* PROBLEM REQUIREMENTS: Each line of the material below that holds the word "Antworten" needs to be copied.

Stored data
——————————
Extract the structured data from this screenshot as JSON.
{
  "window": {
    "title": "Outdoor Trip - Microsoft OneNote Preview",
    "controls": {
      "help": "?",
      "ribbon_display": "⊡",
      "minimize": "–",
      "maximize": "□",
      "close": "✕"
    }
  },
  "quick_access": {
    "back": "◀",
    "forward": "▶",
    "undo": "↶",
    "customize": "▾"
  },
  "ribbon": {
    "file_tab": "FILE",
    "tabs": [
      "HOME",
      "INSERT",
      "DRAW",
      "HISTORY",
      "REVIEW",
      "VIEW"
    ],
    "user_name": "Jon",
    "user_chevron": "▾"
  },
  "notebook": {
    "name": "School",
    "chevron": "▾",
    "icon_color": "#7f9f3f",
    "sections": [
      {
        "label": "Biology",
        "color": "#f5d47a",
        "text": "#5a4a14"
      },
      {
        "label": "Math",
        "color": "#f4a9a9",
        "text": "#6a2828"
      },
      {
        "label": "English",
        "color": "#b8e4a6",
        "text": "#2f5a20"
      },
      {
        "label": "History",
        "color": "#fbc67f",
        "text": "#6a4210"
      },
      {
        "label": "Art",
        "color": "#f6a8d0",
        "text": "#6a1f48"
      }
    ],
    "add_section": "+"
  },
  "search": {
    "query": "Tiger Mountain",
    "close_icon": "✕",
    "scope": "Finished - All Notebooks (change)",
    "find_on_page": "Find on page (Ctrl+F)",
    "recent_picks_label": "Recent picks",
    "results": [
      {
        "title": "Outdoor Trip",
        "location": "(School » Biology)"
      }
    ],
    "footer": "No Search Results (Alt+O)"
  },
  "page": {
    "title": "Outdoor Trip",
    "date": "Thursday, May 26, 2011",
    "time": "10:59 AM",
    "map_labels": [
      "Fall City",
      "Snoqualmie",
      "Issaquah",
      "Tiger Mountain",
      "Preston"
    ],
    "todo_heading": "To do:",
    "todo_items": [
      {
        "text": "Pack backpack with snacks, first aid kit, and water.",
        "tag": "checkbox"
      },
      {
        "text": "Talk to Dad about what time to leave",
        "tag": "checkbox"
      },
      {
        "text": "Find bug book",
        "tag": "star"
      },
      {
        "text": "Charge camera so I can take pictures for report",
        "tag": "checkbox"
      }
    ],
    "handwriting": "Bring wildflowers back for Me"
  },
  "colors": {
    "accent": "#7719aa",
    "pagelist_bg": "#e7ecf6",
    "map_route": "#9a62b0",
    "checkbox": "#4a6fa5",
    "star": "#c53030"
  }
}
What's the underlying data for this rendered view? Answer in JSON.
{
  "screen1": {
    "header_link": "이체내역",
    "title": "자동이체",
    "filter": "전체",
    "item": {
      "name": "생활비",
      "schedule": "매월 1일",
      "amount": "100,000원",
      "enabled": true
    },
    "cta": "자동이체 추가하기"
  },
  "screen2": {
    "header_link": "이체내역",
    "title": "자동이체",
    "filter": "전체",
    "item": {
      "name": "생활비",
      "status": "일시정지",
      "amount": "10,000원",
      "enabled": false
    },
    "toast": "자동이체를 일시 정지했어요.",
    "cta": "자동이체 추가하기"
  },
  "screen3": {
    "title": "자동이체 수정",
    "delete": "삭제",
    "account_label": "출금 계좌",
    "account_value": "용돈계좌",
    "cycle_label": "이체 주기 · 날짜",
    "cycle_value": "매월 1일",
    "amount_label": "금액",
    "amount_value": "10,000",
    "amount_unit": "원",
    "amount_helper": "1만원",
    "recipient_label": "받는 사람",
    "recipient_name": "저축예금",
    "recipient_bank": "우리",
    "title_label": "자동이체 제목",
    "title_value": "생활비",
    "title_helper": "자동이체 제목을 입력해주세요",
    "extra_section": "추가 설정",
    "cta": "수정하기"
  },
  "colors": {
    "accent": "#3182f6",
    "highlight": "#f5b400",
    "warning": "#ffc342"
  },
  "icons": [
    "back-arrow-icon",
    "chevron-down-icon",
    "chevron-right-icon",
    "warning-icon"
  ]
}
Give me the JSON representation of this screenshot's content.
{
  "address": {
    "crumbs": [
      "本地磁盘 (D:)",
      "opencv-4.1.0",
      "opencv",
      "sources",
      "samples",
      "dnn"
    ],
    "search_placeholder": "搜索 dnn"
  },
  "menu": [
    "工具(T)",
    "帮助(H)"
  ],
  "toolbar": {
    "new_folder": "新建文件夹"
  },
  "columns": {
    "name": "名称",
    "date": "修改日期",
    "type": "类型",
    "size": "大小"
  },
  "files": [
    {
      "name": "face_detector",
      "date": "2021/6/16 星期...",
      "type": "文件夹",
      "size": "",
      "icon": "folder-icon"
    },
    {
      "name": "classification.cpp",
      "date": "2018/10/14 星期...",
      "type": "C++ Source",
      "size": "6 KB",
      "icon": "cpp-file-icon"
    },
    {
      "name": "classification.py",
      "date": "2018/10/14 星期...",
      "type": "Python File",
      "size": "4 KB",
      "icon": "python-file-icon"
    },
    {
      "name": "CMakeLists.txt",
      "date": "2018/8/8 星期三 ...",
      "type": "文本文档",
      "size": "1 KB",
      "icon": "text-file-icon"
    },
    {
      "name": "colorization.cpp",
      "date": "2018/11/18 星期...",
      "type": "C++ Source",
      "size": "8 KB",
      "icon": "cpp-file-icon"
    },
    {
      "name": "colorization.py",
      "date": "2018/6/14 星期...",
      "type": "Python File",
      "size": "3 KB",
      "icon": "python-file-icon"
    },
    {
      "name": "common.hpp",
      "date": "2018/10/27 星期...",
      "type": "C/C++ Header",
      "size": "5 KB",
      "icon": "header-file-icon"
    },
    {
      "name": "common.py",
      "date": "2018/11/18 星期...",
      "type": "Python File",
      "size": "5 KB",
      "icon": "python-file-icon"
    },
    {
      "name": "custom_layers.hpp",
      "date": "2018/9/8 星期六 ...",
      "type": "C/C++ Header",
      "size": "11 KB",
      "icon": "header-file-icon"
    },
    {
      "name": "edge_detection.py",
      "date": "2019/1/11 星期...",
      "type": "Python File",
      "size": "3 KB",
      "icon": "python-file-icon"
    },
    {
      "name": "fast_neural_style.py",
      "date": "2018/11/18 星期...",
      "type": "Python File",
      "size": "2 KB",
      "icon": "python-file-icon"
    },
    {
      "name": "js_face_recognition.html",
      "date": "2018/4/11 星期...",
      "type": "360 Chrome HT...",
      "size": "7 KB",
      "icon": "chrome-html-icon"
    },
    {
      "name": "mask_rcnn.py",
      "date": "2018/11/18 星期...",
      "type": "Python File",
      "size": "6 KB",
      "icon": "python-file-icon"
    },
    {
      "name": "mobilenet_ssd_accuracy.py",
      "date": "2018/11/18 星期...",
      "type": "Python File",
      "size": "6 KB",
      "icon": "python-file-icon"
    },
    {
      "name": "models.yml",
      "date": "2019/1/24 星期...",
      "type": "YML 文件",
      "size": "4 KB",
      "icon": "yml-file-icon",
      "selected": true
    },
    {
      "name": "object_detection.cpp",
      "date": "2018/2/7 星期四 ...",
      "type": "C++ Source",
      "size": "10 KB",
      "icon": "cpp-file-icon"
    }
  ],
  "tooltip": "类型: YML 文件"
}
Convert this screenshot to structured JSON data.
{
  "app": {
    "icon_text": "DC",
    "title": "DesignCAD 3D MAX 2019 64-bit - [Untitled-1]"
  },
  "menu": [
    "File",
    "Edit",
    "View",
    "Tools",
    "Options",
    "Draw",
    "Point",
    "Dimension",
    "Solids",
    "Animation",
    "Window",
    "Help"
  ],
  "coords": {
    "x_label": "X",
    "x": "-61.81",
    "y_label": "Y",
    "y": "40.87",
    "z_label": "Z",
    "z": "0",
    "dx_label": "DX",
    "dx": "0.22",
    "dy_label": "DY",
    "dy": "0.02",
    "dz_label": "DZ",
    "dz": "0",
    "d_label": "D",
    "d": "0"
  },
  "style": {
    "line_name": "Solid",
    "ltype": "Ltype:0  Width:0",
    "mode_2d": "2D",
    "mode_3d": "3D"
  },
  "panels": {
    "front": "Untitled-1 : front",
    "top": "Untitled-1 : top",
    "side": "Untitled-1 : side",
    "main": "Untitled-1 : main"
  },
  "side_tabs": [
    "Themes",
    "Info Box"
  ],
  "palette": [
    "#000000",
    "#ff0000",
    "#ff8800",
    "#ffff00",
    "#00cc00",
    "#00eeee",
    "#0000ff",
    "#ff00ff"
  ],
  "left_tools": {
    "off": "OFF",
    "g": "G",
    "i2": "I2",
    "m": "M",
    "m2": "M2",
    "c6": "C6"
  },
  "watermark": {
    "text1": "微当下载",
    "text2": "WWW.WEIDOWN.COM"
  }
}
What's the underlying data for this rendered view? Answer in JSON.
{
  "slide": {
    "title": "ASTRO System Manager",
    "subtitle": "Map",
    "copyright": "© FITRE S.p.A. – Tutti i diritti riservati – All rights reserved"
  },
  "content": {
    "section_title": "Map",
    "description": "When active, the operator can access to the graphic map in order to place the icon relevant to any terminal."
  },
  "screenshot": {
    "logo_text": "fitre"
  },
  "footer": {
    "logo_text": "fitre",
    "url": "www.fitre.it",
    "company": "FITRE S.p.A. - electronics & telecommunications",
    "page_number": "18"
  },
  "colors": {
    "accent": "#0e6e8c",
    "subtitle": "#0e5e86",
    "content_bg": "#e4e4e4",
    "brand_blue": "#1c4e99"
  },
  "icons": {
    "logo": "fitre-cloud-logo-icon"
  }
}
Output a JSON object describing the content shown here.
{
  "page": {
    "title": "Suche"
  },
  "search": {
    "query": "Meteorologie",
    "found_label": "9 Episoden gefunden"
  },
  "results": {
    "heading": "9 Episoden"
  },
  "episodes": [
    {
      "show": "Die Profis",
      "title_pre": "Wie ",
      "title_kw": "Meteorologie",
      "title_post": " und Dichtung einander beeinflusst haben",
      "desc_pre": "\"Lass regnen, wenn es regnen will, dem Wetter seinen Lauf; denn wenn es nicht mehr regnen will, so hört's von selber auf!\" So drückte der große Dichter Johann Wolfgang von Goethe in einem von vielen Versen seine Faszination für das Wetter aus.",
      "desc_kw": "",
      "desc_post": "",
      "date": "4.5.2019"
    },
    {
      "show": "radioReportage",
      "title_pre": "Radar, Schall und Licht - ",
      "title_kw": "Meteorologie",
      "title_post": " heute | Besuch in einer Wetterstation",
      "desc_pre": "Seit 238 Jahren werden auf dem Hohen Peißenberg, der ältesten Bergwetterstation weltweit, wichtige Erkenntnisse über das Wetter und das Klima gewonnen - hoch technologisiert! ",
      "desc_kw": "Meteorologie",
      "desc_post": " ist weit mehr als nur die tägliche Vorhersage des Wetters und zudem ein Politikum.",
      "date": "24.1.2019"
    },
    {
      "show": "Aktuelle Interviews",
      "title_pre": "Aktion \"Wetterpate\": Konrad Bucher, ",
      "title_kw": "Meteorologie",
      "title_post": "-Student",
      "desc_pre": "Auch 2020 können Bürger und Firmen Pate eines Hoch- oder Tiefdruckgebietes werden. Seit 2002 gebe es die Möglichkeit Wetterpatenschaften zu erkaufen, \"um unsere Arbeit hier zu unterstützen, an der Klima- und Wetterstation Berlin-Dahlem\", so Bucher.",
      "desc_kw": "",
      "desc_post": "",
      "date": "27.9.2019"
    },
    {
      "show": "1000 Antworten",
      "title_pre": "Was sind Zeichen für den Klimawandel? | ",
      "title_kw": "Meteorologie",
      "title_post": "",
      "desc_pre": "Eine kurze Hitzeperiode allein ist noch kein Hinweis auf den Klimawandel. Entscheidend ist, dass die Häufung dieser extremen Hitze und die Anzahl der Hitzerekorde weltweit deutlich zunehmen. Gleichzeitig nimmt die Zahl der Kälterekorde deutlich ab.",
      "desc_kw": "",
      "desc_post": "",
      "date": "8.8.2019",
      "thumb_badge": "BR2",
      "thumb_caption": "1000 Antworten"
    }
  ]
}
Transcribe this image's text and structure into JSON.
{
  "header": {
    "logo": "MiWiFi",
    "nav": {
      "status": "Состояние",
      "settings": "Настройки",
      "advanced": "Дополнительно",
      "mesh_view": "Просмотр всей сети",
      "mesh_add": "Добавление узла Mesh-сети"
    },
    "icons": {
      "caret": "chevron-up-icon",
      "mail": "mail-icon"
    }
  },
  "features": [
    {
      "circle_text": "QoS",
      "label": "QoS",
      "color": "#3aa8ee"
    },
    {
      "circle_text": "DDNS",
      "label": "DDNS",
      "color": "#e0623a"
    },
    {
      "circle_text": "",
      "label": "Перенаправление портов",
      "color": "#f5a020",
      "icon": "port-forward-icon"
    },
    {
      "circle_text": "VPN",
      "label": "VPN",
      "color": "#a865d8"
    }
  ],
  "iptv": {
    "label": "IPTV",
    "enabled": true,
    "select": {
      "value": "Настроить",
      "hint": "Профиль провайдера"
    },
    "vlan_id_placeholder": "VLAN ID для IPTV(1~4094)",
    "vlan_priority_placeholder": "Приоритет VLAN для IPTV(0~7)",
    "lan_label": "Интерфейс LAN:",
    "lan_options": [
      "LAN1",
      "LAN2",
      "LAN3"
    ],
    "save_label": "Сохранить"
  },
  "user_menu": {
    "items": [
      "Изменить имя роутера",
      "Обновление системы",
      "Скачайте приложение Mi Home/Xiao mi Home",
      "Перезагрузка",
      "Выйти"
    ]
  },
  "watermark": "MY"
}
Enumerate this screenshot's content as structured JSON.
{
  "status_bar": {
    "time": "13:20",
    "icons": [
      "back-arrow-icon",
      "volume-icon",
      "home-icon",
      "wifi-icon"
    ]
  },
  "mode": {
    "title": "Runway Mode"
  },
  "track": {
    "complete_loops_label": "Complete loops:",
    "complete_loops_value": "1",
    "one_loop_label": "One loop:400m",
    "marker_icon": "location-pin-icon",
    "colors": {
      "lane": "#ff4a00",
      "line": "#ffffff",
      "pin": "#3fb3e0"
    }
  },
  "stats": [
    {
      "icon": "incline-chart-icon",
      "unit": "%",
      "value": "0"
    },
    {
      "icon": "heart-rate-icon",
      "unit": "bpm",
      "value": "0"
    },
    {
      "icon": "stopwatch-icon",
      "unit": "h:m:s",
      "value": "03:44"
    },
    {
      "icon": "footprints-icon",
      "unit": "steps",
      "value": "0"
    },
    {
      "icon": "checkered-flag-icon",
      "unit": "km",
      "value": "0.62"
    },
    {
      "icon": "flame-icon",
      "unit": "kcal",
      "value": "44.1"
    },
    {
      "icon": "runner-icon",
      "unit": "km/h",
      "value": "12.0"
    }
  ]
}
——————————
* EXPECTED OUTPUT:
      "show": "1000 Antworten",
      "thumb_caption": "1000 Antworten"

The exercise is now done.